(Rows from a figure dataset)
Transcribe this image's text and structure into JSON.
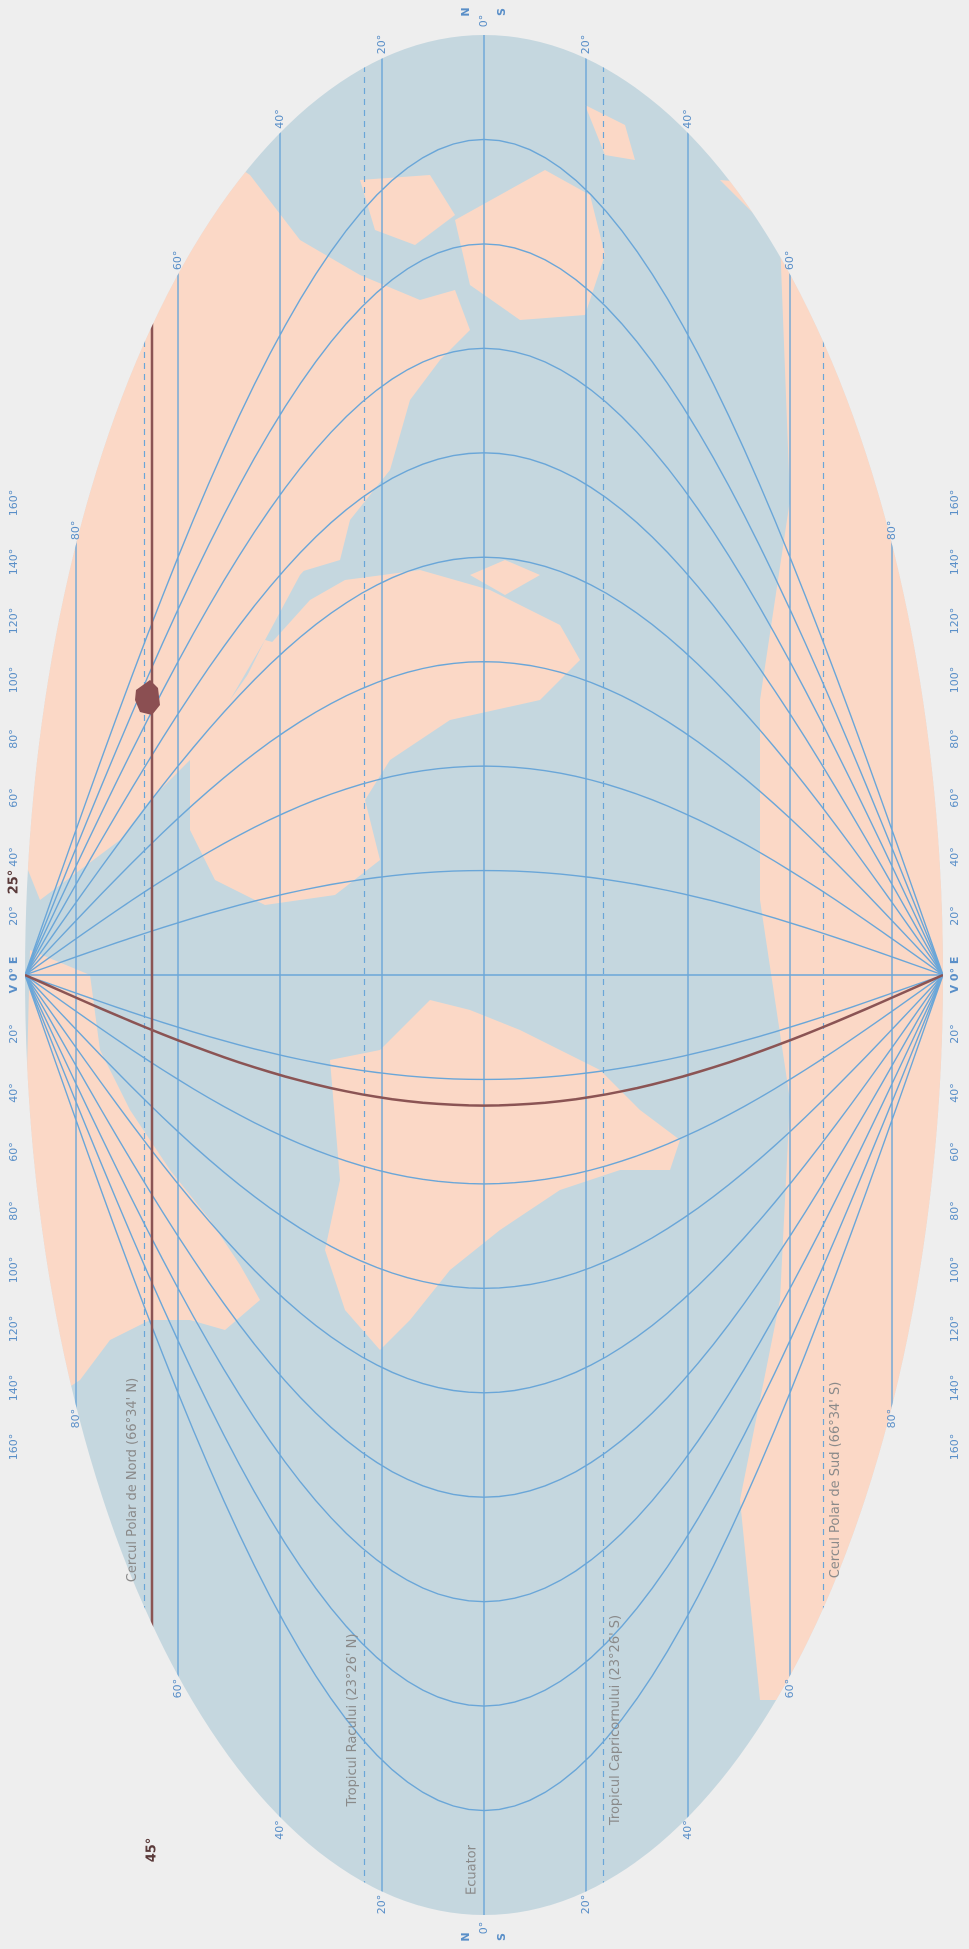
{
  "map": {
    "colors": {
      "background": "#eeeeee",
      "ocean": "#c5d7df",
      "land": "#fbd8c6",
      "graticule": "#6aa6d8",
      "graticule_label": "#5a8fc8",
      "highlight": "#8b5454",
      "country": "#8b4f52",
      "special_label": "#8a8a8a"
    },
    "parallel_labels": {
      "left": [
        "80°",
        "60°",
        "40°",
        "20°",
        "0°",
        "20°",
        "40°",
        "60°",
        "80°"
      ],
      "right": [
        "80°",
        "60°",
        "40°",
        "20°",
        "0°",
        "20°",
        "40°",
        "60°",
        "80°"
      ]
    },
    "pole_labels": {
      "north": "N",
      "south": "S"
    },
    "meridian_labels": {
      "top": [
        "160°",
        "140°",
        "120°",
        "100°",
        "80°",
        "60°",
        "40°",
        "20°",
        "V 0° E",
        "20°",
        "40°",
        "60°",
        "80°",
        "100°",
        "120°",
        "140°",
        "160°"
      ],
      "bottom": [
        "160°",
        "140°",
        "120°",
        "100°",
        "80°",
        "60°",
        "40°",
        "20°",
        "V 0° E",
        "20°",
        "40°",
        "60°",
        "80°",
        "100°",
        "120°",
        "140°",
        "160°"
      ]
    },
    "special_lines": {
      "arctic_circle": "Cercul Polar de Nord (66°34' N)",
      "tropic_cancer": "Tropicul Racului (23°26' N)",
      "equator": "Ecuator",
      "tropic_capricorn": "Tropicul Capricornului (23°26' S)",
      "antarctic_circle": "Cercul Polar de Sud (66°34' S)"
    },
    "highlight": {
      "longitude_label": "25°",
      "latitude_label": "45°"
    }
  }
}
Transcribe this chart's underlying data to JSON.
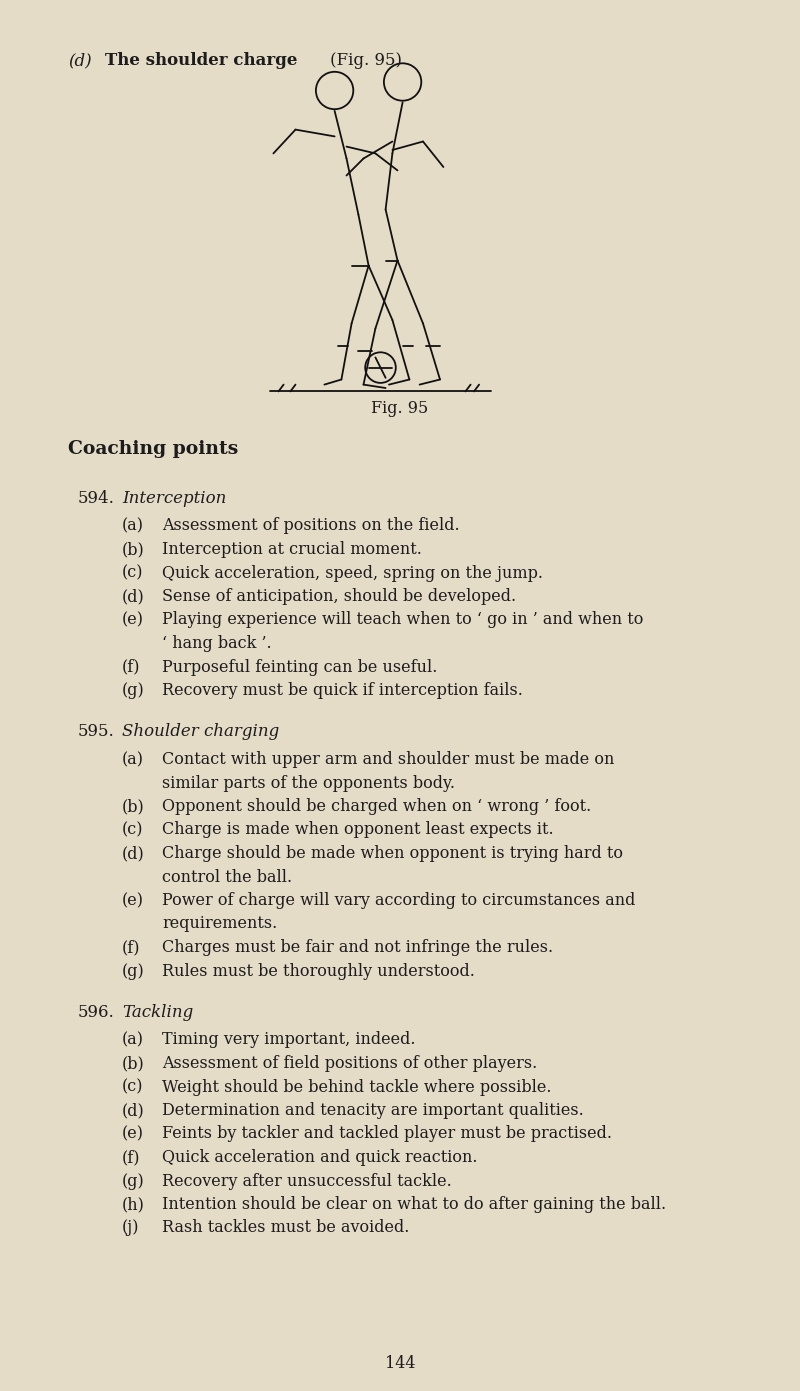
{
  "bg_color": "#e5dcc8",
  "fig_caption": "Fig. 95",
  "coaching_points_header": "Coaching points",
  "sections": [
    {
      "number": "594.",
      "title": "Interception",
      "items": [
        {
          "label": "(a)",
          "text": "Assessment of positions on the field."
        },
        {
          "label": "(b)",
          "text": "Interception at crucial moment."
        },
        {
          "label": "(c)",
          "text": "Quick acceleration, speed, spring on the jump."
        },
        {
          "label": "(d)",
          "text": "Sense of anticipation, should be developed."
        },
        {
          "label": "(e)",
          "text": "Playing experience will teach when to ‘ go in ’ and when to\n        ‘ hang back ’."
        },
        {
          "label": "(f)",
          "text": "Purposeful feinting can be useful."
        },
        {
          "label": "(g)",
          "text": "Recovery must be quick if interception fails."
        }
      ]
    },
    {
      "number": "595.",
      "title": "Shoulder charging",
      "items": [
        {
          "label": "(a)",
          "text": "Contact with upper arm and shoulder must be made on\n        similar parts of the opponents body."
        },
        {
          "label": "(b)",
          "text": "Opponent should be charged when on ‘ wrong ’ foot."
        },
        {
          "label": "(c)",
          "text": "Charge is made when opponent least expects it."
        },
        {
          "label": "(d)",
          "text": "Charge should be made when opponent is trying hard to\n        control the ball."
        },
        {
          "label": "(e)",
          "text": "Power of charge will vary according to circumstances and\n        requirements."
        },
        {
          "label": "(f)",
          "text": "Charges must be fair and not infringe the rules."
        },
        {
          "label": "(g)",
          "text": "Rules must be thoroughly understood."
        }
      ]
    },
    {
      "number": "596.",
      "title": "Tackling",
      "items": [
        {
          "label": "(a)",
          "text": "Timing very important, indeed."
        },
        {
          "label": "(b)",
          "text": "Assessment of field positions of other players."
        },
        {
          "label": "(c)",
          "text": "Weight should be behind tackle where possible."
        },
        {
          "label": "(d)",
          "text": "Determination and tenacity are important qualities."
        },
        {
          "label": "(e)",
          "text": "Feints by tackler and tackled player must be practised."
        },
        {
          "label": "(f)",
          "text": "Quick acceleration and quick reaction."
        },
        {
          "label": "(g)",
          "text": "Recovery after unsuccessful tackle."
        },
        {
          "label": "(h)",
          "text": "Intention should be clear on what to do after gaining the ball."
        },
        {
          "label": "(j)",
          "text": "Rash tackles must be avoided."
        }
      ]
    }
  ],
  "page_number": "144",
  "text_color": "#1c1c1c",
  "font_size_body": 11.5,
  "font_size_header": 13.5,
  "font_size_section": 12.0,
  "font_size_title_line": 12.0
}
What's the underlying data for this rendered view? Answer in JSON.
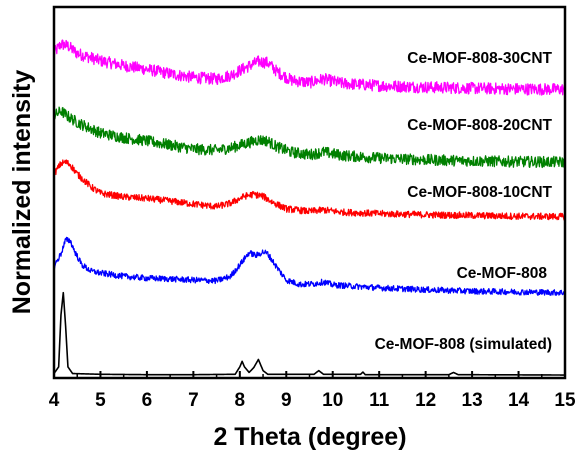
{
  "chart_data": {
    "type": "line",
    "title": "",
    "xlabel": "2 Theta (degree)",
    "ylabel": "Normalized intensity",
    "xlim": [
      4,
      15
    ],
    "ylim": [
      0,
      100
    ],
    "x_ticks": [
      4,
      5,
      6,
      7,
      8,
      9,
      10,
      11,
      12,
      13,
      14,
      15
    ],
    "y_ticks_shown": false,
    "grid": false,
    "legend": "inline labels, right side",
    "series": [
      {
        "name": "Ce-MOF-808-30CNT",
        "color": "#ff00ff",
        "x": [
          4.0,
          4.15,
          4.3,
          4.5,
          5.0,
          5.5,
          6.0,
          6.5,
          7.0,
          7.5,
          7.8,
          8.1,
          8.4,
          8.6,
          8.8,
          9.1,
          9.5,
          9.8,
          10.2,
          11.0,
          12.0,
          13.0,
          14.0,
          15.0
        ],
        "values": [
          87.5,
          90.0,
          89.5,
          87.5,
          85.5,
          84.2,
          83.2,
          82.0,
          81.0,
          80.6,
          81.6,
          83.5,
          85.3,
          85.0,
          82.6,
          80.3,
          79.6,
          80.6,
          79.4,
          78.8,
          78.4,
          78.1,
          77.9,
          77.8
        ]
      },
      {
        "name": "Ce-MOF-808-20CNT",
        "color": "#008000",
        "x": [
          4.0,
          4.15,
          4.3,
          4.5,
          5.0,
          5.5,
          6.0,
          6.5,
          7.0,
          7.5,
          7.8,
          8.1,
          8.4,
          8.6,
          8.8,
          9.1,
          9.5,
          9.8,
          10.2,
          11.0,
          12.0,
          13.0,
          14.0,
          15.0
        ],
        "values": [
          70.6,
          72.0,
          70.5,
          68.9,
          66.0,
          64.8,
          63.9,
          62.8,
          61.7,
          61.4,
          62.0,
          63.1,
          64.2,
          63.9,
          62.3,
          60.9,
          60.2,
          60.9,
          60.0,
          59.3,
          58.8,
          58.5,
          58.3,
          58.2
        ]
      },
      {
        "name": "Ce-MOF-808-10CNT",
        "color": "#ff0000",
        "x": [
          4.0,
          4.15,
          4.25,
          4.35,
          4.5,
          4.8,
          5.0,
          5.5,
          6.0,
          6.5,
          7.0,
          7.5,
          7.8,
          8.1,
          8.3,
          8.5,
          8.7,
          9.0,
          9.5,
          9.8,
          10.2,
          11.0,
          12.0,
          13.0,
          14.0,
          15.0
        ],
        "values": [
          55.0,
          57.8,
          58.2,
          57.5,
          55.0,
          51.5,
          49.8,
          48.8,
          48.4,
          47.7,
          46.9,
          46.2,
          47.1,
          49.0,
          49.5,
          49.0,
          47.4,
          45.6,
          44.9,
          45.3,
          44.7,
          44.3,
          44.0,
          43.8,
          43.6,
          43.5
        ]
      },
      {
        "name": "Ce-MOF-808",
        "color": "#0000ff",
        "x": [
          4.0,
          4.15,
          4.25,
          4.35,
          4.45,
          4.6,
          4.8,
          5.0,
          5.5,
          6.0,
          6.5,
          7.0,
          7.5,
          7.8,
          8.0,
          8.2,
          8.35,
          8.5,
          8.6,
          8.8,
          9.0,
          9.3,
          9.6,
          9.8,
          10.0,
          11.0,
          12.0,
          13.0,
          14.0,
          15.0
        ],
        "values": [
          30.0,
          33.5,
          37.2,
          37.0,
          34.0,
          30.5,
          28.8,
          28.3,
          27.4,
          26.9,
          26.7,
          26.4,
          26.2,
          27.4,
          30.5,
          33.8,
          33.0,
          34.0,
          33.5,
          29.8,
          26.4,
          25.2,
          25.4,
          25.9,
          25.1,
          24.3,
          23.8,
          23.4,
          23.2,
          23.0
        ]
      },
      {
        "name": "Ce-MOF-808 (simulated)",
        "color": "#000000",
        "x": [
          4.0,
          4.1,
          4.15,
          4.2,
          4.25,
          4.3,
          4.4,
          5.0,
          6.0,
          7.0,
          7.9,
          8.0,
          8.05,
          8.1,
          8.2,
          8.3,
          8.4,
          8.45,
          8.5,
          8.6,
          9.6,
          9.7,
          9.8,
          10.6,
          10.65,
          10.7,
          12.5,
          12.6,
          12.7,
          15.0
        ],
        "values": [
          1.2,
          3.0,
          17.0,
          23.0,
          14.0,
          3.0,
          1.2,
          1.0,
          0.9,
          0.9,
          1.0,
          3.0,
          4.5,
          3.0,
          1.5,
          2.8,
          5.0,
          3.5,
          2.0,
          1.0,
          1.0,
          2.0,
          1.0,
          1.0,
          1.6,
          0.9,
          0.9,
          1.5,
          0.9,
          0.8
        ]
      }
    ]
  }
}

▶ Directions:
Whenever "Assessment" turns up in a line, pick that line out.

▶ Answer for this exercise:
          "text": "Assessment of positions on the field."
          "text": "Assessment of field positions of other players."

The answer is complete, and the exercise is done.